*** PROVIDED RECORDS
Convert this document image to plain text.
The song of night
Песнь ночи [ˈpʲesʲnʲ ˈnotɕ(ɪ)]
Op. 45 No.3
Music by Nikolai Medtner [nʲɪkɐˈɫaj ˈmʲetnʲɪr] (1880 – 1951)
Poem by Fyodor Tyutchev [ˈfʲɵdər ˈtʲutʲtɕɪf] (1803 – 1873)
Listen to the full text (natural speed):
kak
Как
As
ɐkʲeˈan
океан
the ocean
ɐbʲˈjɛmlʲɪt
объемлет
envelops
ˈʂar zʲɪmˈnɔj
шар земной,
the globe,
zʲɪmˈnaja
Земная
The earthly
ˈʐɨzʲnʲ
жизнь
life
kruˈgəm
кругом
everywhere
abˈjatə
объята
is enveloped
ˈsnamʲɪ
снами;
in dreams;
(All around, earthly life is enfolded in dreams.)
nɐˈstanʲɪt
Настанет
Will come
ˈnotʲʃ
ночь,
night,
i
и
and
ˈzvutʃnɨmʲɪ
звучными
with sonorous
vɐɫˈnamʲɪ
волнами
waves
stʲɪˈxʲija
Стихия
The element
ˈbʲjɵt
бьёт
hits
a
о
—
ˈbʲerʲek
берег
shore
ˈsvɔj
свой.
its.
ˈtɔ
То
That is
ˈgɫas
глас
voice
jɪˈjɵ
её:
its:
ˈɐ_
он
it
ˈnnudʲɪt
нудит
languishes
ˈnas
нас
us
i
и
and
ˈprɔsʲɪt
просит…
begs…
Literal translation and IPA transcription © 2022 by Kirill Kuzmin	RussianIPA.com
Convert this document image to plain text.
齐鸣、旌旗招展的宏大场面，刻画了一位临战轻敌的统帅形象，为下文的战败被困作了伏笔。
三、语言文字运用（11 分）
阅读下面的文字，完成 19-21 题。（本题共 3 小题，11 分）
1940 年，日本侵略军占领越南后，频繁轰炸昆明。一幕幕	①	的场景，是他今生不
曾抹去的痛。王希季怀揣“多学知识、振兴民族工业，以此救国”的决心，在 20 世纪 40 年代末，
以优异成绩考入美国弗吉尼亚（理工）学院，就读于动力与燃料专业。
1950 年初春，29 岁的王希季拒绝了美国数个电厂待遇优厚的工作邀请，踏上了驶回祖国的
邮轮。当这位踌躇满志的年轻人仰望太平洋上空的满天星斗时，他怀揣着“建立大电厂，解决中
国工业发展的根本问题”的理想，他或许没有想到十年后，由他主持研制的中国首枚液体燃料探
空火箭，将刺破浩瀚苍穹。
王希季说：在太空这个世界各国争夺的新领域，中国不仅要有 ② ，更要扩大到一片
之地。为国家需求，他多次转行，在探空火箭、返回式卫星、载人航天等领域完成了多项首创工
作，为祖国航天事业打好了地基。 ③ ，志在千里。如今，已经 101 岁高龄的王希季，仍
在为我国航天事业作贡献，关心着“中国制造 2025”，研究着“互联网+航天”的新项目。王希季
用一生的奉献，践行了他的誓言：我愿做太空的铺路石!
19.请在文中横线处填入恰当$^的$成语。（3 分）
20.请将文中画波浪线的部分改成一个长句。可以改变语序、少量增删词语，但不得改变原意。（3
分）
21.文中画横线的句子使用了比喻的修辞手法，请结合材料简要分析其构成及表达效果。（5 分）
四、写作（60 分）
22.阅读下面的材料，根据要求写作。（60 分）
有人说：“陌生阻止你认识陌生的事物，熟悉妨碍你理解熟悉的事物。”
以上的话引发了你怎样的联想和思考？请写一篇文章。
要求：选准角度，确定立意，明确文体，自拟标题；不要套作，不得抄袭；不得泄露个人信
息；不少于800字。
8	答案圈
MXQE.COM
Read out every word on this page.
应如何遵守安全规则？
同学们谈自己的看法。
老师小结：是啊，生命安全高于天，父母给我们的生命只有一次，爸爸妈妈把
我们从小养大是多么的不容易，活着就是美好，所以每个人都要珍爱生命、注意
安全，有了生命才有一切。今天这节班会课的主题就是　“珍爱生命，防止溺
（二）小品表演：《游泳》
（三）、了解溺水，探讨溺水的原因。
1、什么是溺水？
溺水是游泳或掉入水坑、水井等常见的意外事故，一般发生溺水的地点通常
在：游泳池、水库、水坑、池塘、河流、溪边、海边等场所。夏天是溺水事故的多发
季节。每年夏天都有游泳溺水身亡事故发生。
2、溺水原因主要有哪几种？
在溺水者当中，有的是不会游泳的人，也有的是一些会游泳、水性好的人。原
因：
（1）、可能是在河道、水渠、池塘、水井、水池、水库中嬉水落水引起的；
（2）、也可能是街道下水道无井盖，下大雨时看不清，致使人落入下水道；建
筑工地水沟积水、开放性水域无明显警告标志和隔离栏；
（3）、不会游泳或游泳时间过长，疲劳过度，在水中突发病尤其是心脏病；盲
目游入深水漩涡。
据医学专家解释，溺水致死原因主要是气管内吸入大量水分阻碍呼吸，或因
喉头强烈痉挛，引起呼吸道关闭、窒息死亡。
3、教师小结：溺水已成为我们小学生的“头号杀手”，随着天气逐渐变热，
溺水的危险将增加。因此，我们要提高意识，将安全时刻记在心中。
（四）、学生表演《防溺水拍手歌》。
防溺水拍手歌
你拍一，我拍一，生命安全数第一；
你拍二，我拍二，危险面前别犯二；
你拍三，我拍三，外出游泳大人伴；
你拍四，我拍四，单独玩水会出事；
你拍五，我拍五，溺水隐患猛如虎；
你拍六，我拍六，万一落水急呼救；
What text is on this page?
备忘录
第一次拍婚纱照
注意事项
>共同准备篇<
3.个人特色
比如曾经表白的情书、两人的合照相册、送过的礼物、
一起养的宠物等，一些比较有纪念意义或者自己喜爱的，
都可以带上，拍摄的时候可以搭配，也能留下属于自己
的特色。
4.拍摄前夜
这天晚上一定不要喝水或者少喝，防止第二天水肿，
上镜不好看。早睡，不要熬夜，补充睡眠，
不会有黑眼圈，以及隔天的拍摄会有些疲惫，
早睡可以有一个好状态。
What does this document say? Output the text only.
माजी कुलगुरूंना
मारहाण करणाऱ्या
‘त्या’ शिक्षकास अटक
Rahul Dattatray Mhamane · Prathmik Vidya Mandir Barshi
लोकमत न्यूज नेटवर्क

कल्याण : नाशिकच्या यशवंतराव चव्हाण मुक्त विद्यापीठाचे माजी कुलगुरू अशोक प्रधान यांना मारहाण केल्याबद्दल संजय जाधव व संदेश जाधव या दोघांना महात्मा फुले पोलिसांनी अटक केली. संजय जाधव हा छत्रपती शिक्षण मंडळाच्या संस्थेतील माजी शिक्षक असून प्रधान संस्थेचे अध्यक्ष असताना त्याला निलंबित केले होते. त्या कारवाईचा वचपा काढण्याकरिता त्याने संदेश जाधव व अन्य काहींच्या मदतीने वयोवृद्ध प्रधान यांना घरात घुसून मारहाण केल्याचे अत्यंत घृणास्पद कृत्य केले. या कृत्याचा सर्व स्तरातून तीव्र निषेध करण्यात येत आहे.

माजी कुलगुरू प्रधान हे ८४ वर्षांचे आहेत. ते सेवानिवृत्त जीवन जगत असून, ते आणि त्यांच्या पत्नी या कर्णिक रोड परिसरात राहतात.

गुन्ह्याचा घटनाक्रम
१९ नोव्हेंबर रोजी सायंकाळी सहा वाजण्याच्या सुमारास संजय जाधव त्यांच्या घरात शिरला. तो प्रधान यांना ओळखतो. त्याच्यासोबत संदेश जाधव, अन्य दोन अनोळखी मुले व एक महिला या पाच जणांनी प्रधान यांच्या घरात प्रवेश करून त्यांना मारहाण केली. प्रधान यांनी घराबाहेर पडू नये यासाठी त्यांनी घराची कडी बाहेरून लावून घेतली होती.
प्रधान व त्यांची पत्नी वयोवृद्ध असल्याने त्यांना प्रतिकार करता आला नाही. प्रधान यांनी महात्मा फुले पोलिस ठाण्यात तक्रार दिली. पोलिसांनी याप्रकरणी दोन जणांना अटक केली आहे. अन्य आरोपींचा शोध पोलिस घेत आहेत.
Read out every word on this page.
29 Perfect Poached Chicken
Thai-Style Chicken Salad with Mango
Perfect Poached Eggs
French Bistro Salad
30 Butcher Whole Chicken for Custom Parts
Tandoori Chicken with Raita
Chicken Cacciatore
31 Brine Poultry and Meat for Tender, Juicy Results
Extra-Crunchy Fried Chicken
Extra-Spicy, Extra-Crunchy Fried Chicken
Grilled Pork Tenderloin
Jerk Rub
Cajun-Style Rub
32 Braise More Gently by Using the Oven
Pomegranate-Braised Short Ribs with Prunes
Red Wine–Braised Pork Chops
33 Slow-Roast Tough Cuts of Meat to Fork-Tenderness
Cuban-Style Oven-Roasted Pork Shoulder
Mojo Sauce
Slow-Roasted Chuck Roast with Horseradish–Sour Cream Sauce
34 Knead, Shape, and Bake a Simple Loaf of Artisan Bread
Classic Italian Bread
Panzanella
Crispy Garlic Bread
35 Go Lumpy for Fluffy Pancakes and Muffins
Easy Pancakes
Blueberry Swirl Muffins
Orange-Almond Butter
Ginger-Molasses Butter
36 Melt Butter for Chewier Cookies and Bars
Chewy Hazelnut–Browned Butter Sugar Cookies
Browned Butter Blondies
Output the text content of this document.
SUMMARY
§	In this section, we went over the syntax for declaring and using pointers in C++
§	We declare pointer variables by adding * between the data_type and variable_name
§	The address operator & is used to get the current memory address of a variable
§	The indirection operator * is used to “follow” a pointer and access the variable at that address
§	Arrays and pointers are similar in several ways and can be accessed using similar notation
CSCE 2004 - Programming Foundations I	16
******
# [CHALLENGE]
Select the lines from the entries that include the word "Crunchy".

# [ANSWER TO THIS EXERCISE]
Extra-Crunchy Fried Chicken
Extra-Spicy, Extra-Crunchy Fried Chicken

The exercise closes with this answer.